◆ CONSIGNE 1
Répondez aux questions suivantes à partir du texte.
(a) Quel montant de dettes des hôpitaux serait repris dans la dette publique, et sur combien d'années ?
(b) Comment se répartit la reprise de 35 milliards de la dette de la SNCF ?
(c) Selon le texte, qu'est-ce que les hôpitaux pourront distribuer ?

◆ PASSAGE DU TEXTE
+--

Pour Noël, vous « reprendrez » bien un peu de bûche, dette ?

- Ecrit par

 Pour Noël, vous « reprendrez » bien un peu de bûche, dette ?

« Bien sûr que oui ! »

« Reprendre de la dette » est une expression en vogue. 10 milliards de dettes des hôpitaux seront « repris » dans la dette publique sur trois ans, si la loi sur leur réforme est votée par nos « gentils députés ». Déjà, ces « gentils députés » ont voté une « reprise » de 35 milliards de la dette de la SNCF, 20 pour 2020 et 15 pour 2022. Cependant, les événements les plus récents ont montré que ceci n’avait pas été perçu comme un cadeau ! De fait, « reprendre » la dette des hôpitaux ou de la SNCF n’a aucun sens technique. En effet, la SNCF, comme les hôpitaux, sont des APU, des Administrations Publiques, dont la dette est déjà intégrée dans la dette publique ! Donc l’État peut toujours « reprendre » directement à son compte une dette, mais comme elle est déjà « reprise » dans le total, ceci ne change comptablement rien à l’ensemble ! Mais alors pourquoi dire « reprendre » ?

 

Donc je dois dire : « Pour Noël, vous « reprendrez » bien un peu de bûche, dette, que je vous ai déjà donnée ? »

Oui, ce cadeau n’en est pas un. C’est (peut-être) un engagement public : « je reprends cette (bûche) dette, dit l’État, donc elle ne pèse plus sur votre (estomac) moral, vous inquiète moins vous pour votre gestion et vos banques qui vous font crédit. Alors, vous tous pourrez investir et moderniser plus. Et vous, dans les hôpitaux, vous pourrez distribuer des primes en fonction des performances ! » Donc « reprendre de la (bûche) dette » n’est pas en reprendre. C’est pour aller mieux et plus vite en gérant plus efficacement. Alors cette « reprise » de la dette d’hier fera diminuer la dette future !

+--

◆ Annotations de zones d'image
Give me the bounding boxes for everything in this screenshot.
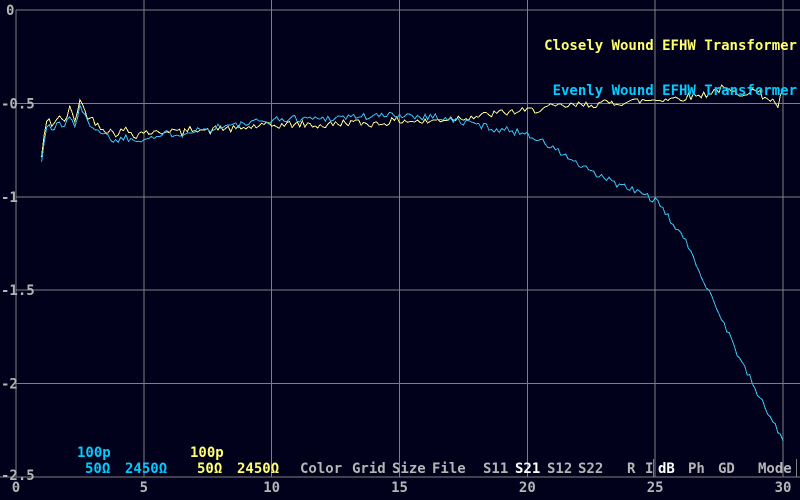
trace-evenly-wound [41, 103, 784, 441]
trace-closely-wound [41, 84, 784, 157]
menu-imaginary[interactable]: I [645, 461, 654, 477]
menu-separator-right [796, 459, 797, 477]
menu-real[interactable]: R [627, 461, 636, 477]
menu-file[interactable]: File [432, 461, 466, 477]
yellow-capacitance-value[interactable]: 100p [190, 445, 224, 461]
menu-grid[interactable]: Grid [352, 461, 386, 477]
menu-mode[interactable]: Mode [758, 461, 792, 477]
x-axis-label: 20 [519, 480, 536, 496]
y-axis-label: -1 [1, 190, 18, 206]
y-axis-label: -1.5 [1, 283, 35, 299]
menu-separator [653, 459, 654, 477]
x-axis-label: 5 [140, 480, 148, 496]
menu-ph[interactable]: Ph [688, 461, 705, 477]
cyan-capacitance-value[interactable]: 100p [77, 445, 111, 461]
y-axis-label: -2 [1, 377, 18, 393]
menu-color[interactable]: Color [300, 461, 343, 477]
yellow-load-impedance[interactable]: 2450Ω [237, 461, 280, 477]
y-axis-label: 0 [6, 3, 14, 19]
yellow-source-impedance[interactable]: 50Ω [197, 461, 223, 477]
menu-s11[interactable]: S11 [483, 461, 509, 477]
x-axis-label: 0 [12, 480, 20, 496]
x-axis-label: 10 [263, 480, 280, 496]
menu-size[interactable]: Size [392, 461, 426, 477]
x-axis-label: 30 [775, 480, 792, 496]
legend-evenly-wound: Evenly Wound EFHW Transformer [552, 83, 797, 99]
menu-db[interactable]: dB [658, 461, 675, 477]
menu-s21[interactable]: S21 [515, 461, 541, 477]
cyan-source-impedance[interactable]: 50Ω [85, 461, 111, 477]
cyan-load-impedance[interactable]: 2450Ω [125, 461, 168, 477]
menu-gd[interactable]: GD [718, 461, 735, 477]
x-axis-label: 15 [391, 480, 408, 496]
y-axis-label: -2.5 [1, 468, 35, 484]
menu-s12[interactable]: S12 [547, 461, 573, 477]
menu-s22[interactable]: S22 [578, 461, 604, 477]
y-axis-label: -0.5 [1, 96, 35, 112]
legend-closely-wound: Closely Wound EFHW Transformer [544, 38, 797, 54]
x-axis-label: 25 [647, 480, 664, 496]
legend: Closely Wound EFHW Transformer Evenly Wo… [544, 9, 797, 129]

+--

◆ CONSIGNE 2
Transcrivez, s'il vous plaît, sous forme de liste JSON de chaînes les lignes des enregistrements comprises entre celle qui contient « trace-evenly-wound [41, 103, 784, 441] » et celle qui contient « legend-evenly-wound: Evenly Wound », ces deux lignes incluses. Mettez une chaîne par ligne et omettez les lignes vides.

◆ CORRIGÉ 1
(a) 10 milliards, sur trois ans.
(b) 20 milliards pour 2020 et 15 milliards pour 2022.
(c) Des primes en fonction des performances.

◆ CORRIGÉ 2
[
  "trace-evenly-wound [41, 103, 784, 441]",
  "trace-closely-wound [41, 84, 784, 157]",
  "menu-imaginary[interactable]: I [645, 461, 654, 477]",
  "menu-separator-right [796, 459, 797, 477]",
  "menu-real[interactable]: R [627, 461, 636, 477]",
  "menu-file[interactable]: File [432, 461, 466, 477]",
  "yellow-capacitance-value[interactable]: 100p [190, 445, 224, 461]",
  "menu-grid[interactable]: Grid [352, 461, 386, 477]",
  "menu-mode[interactable]: Mode [758, 461, 792, 477]",
  "x-axis-label: 20 [519, 480, 536, 496]",
  "y-axis-label: -1 [1, 190, 18, 206]",
  "y-axis-label: -1.5 [1, 283, 35, 299]",
  "menu-separator [653, 459, 654, 477]",
  "x-axis-label: 5 [140, 480, 148, 496]",
  "menu-ph[interactable]: Ph [688, 461, 705, 477]",
  "cyan-capacitance-value[interactable]: 100p [77, 445, 111, 461]",
  "y-axis-label: -2 [1, 377, 18, 393]",
  "menu-color[interactable]: Color [300, 461, 343, 477]",
  "yellow-load-impedance[interactable]: 2450Ω [237, 461, 280, 477]",
  "y-axis-label: 0 [6, 3, 14, 19]",
  "yellow-source-impedance[interactable]: 50Ω [197, 461, 223, 477]",
  "menu-s11[interactable]: S11 [483, 461, 509, 477]",
  "x-axis-label: 0 [12, 480, 20, 496]",
  "x-axis-label: 10 [263, 480, 280, 496]",
  "menu-size[interactable]: Size [392, 461, 426, 477]",
  "x-axis-label: 30 [775, 480, 792, 496]",
  "legend-evenly-wound: Evenly Wound EFHW Transformer [552, 83, 797, 99]"
]